**Provided records:**
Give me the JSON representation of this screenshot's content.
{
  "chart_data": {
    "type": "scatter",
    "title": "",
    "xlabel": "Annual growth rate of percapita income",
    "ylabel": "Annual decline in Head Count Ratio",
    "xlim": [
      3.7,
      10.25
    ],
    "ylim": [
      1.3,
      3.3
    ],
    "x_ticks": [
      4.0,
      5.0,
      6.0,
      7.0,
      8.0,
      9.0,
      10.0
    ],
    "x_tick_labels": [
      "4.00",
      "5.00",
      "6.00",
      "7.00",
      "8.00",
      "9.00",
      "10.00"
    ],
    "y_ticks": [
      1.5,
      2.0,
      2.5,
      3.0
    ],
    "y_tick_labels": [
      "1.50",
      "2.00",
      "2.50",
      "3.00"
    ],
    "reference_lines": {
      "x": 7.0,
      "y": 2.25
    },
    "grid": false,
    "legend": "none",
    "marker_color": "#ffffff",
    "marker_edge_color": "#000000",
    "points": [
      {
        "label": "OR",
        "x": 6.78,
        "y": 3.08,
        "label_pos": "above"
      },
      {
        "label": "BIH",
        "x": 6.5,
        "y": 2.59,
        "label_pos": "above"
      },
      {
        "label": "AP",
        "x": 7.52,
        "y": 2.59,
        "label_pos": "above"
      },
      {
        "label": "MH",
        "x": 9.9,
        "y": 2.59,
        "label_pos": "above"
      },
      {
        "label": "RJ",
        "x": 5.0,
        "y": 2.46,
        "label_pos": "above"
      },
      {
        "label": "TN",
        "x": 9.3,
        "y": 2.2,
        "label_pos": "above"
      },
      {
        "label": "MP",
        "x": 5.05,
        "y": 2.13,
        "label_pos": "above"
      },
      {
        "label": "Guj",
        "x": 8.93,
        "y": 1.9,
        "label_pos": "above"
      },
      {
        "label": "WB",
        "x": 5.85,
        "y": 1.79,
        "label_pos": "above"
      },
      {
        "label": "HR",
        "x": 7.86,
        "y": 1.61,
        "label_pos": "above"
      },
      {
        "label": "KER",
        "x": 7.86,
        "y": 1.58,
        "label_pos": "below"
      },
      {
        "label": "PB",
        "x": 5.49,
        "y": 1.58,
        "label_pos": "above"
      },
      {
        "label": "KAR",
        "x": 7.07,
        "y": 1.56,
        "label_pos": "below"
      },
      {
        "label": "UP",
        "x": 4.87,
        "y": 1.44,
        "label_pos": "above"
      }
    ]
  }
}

==

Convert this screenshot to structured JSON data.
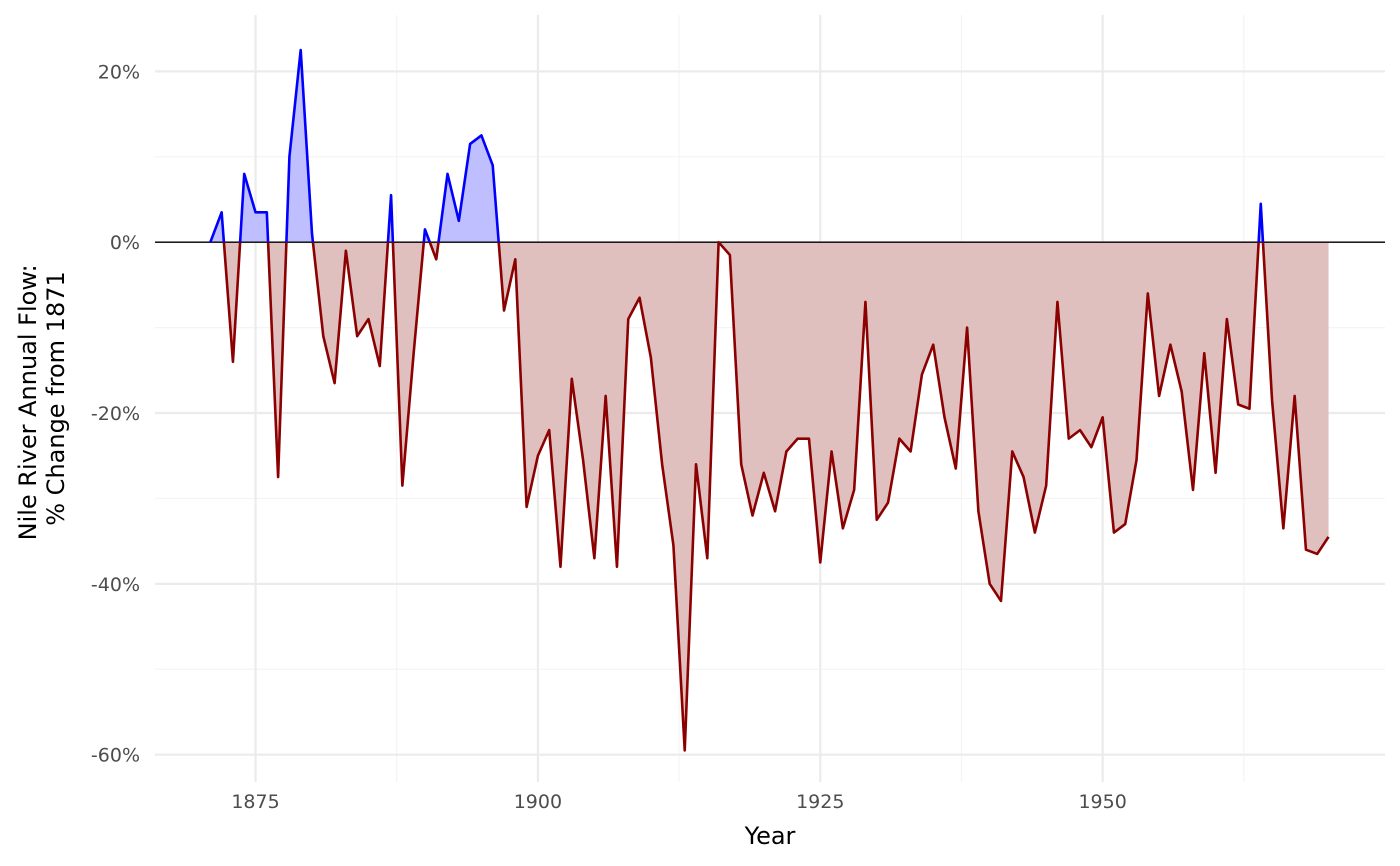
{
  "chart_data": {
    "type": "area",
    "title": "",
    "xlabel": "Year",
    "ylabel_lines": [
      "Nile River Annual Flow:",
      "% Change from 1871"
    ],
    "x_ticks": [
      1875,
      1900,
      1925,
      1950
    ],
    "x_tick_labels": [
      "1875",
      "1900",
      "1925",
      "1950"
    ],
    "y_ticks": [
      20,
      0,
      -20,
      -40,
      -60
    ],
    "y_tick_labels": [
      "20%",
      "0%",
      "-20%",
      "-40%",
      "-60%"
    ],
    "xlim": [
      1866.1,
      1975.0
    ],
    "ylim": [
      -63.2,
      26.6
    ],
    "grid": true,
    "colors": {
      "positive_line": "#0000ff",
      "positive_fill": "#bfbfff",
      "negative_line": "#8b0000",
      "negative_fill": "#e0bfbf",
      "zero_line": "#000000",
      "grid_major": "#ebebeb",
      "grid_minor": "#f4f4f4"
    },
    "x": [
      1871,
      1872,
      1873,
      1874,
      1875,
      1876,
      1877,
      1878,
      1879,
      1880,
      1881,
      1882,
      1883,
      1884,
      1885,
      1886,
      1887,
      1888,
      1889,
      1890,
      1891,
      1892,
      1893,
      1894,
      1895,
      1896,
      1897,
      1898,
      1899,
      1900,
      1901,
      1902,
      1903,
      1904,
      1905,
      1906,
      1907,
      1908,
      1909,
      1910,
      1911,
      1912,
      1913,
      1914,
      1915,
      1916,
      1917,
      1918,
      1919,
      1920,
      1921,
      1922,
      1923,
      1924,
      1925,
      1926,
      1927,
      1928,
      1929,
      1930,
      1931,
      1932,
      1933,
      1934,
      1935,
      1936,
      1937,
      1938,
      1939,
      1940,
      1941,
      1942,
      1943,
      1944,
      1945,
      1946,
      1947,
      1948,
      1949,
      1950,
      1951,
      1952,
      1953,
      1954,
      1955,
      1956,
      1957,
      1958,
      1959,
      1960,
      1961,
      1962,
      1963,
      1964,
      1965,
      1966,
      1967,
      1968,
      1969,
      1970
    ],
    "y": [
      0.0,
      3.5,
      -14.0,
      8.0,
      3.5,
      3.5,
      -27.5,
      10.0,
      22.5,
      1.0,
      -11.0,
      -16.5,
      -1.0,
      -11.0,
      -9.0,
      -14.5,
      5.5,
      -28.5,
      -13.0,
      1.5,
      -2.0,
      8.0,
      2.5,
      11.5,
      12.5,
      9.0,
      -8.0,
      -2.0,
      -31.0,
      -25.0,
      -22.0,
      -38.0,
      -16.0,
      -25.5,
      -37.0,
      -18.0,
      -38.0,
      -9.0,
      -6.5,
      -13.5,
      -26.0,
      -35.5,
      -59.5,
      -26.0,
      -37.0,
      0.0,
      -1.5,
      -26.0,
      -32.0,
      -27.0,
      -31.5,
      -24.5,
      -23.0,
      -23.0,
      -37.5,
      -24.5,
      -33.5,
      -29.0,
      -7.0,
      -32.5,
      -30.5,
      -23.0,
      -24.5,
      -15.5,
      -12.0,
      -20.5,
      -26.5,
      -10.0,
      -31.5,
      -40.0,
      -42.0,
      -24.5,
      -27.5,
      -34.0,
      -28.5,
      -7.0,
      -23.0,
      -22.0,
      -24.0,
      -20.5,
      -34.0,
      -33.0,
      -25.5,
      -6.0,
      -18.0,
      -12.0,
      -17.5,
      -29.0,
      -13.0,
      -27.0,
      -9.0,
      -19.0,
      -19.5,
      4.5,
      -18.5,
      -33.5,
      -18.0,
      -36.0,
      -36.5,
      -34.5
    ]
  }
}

**Requirement:** Go through the material above and count the lines that contain "Annual"; answer with the number alone.

**Right answer:** 3